(Records excerpted from a collection)
---

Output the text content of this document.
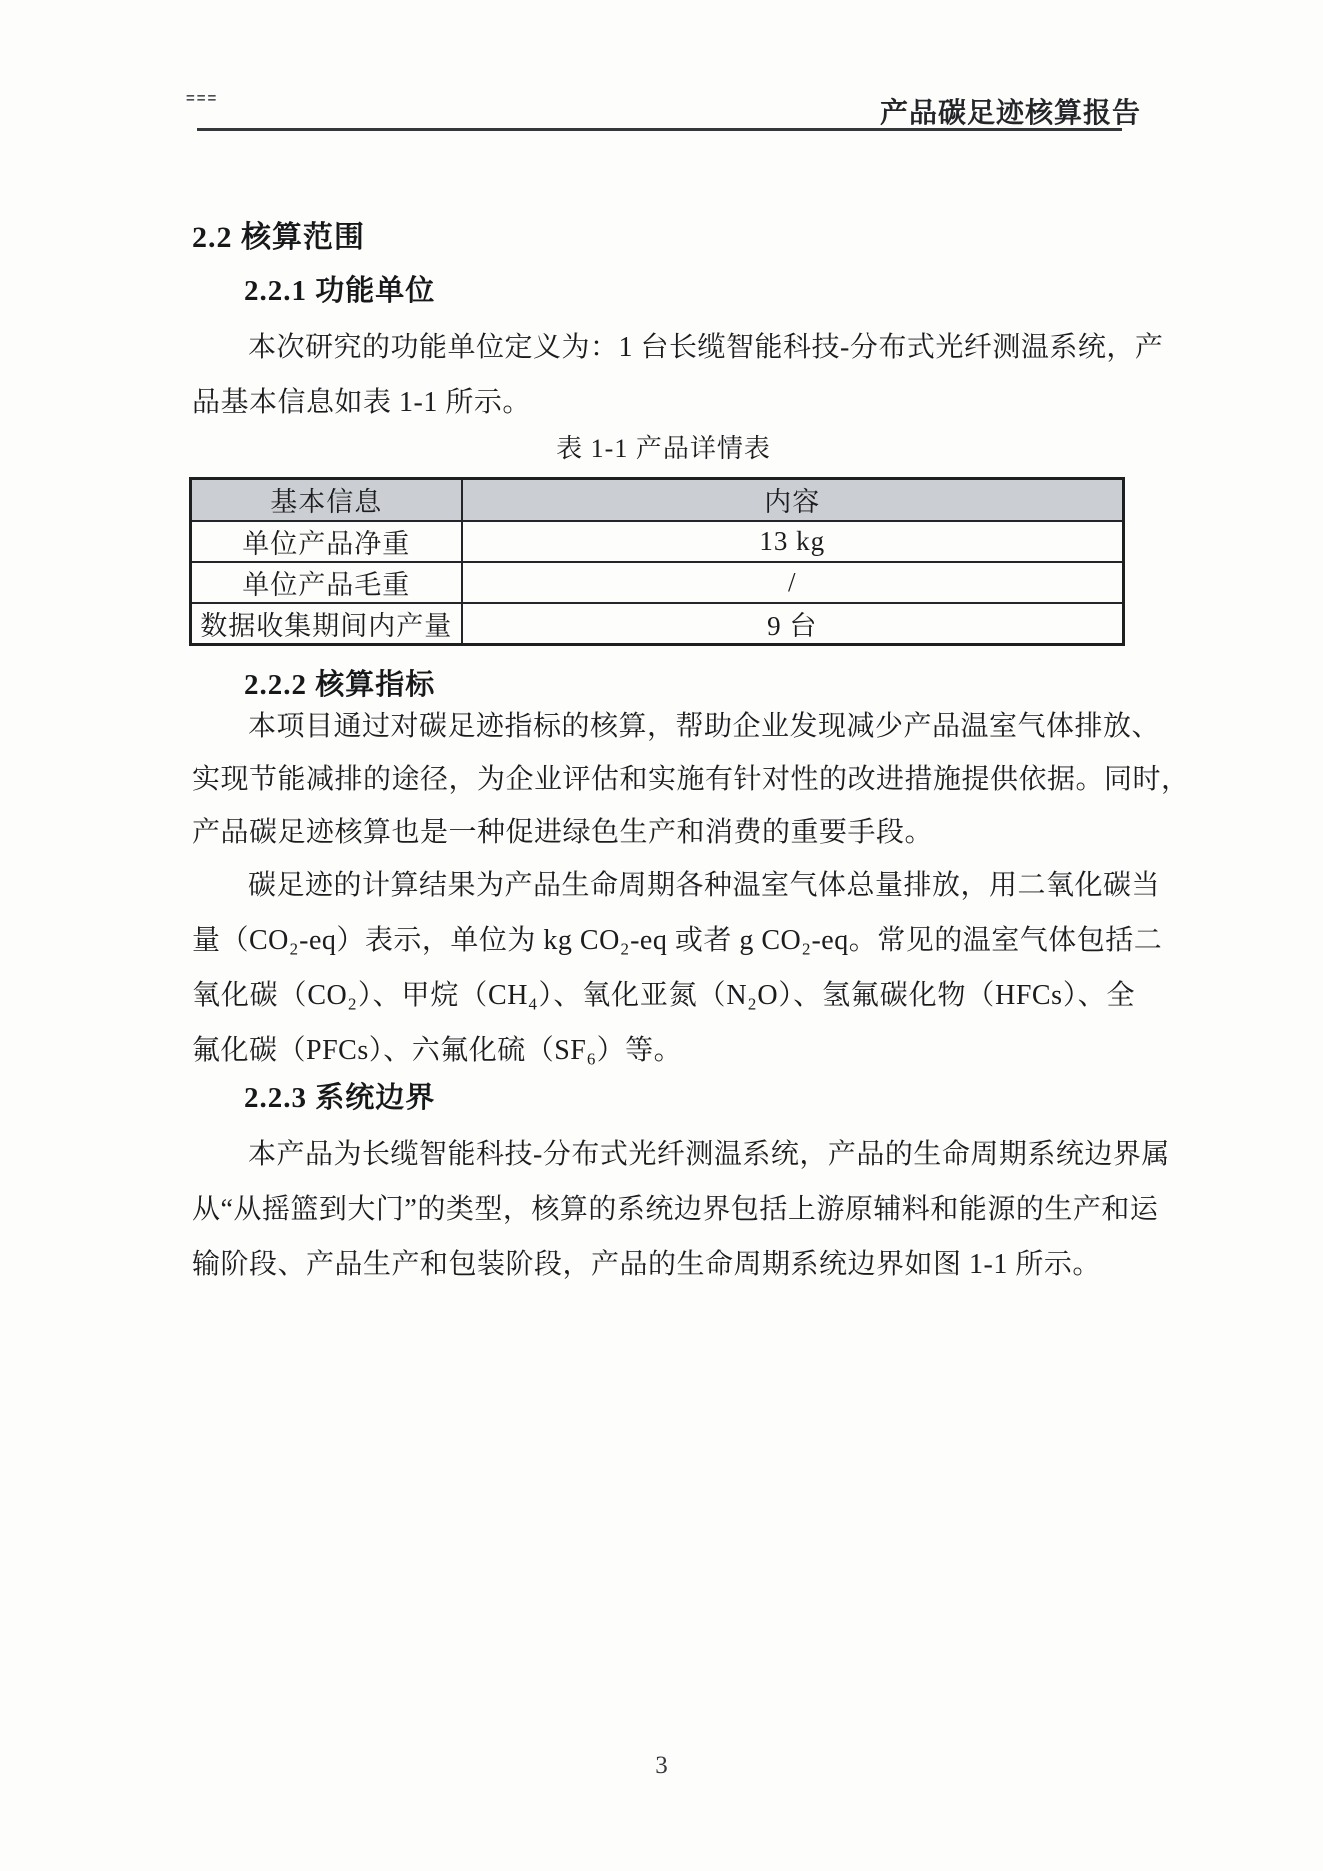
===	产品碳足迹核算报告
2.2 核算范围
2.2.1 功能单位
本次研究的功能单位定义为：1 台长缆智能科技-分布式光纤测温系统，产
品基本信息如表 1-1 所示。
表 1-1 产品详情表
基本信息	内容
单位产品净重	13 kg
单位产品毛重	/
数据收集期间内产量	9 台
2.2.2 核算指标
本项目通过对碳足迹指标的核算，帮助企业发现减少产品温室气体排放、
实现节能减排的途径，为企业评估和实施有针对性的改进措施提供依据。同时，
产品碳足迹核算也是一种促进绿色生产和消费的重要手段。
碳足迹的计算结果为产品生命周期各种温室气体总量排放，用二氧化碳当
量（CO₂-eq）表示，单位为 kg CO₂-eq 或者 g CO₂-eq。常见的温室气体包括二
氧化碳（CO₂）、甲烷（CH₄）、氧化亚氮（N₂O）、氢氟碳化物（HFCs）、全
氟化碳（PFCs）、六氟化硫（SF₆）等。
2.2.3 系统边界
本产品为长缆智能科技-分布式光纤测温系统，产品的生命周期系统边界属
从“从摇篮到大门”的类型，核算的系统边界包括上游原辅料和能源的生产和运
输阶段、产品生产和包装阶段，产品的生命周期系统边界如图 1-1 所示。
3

---

== Required task ==
Give only the number of lines that include the word "分布式光纤测温系统".

== Written solution ==
2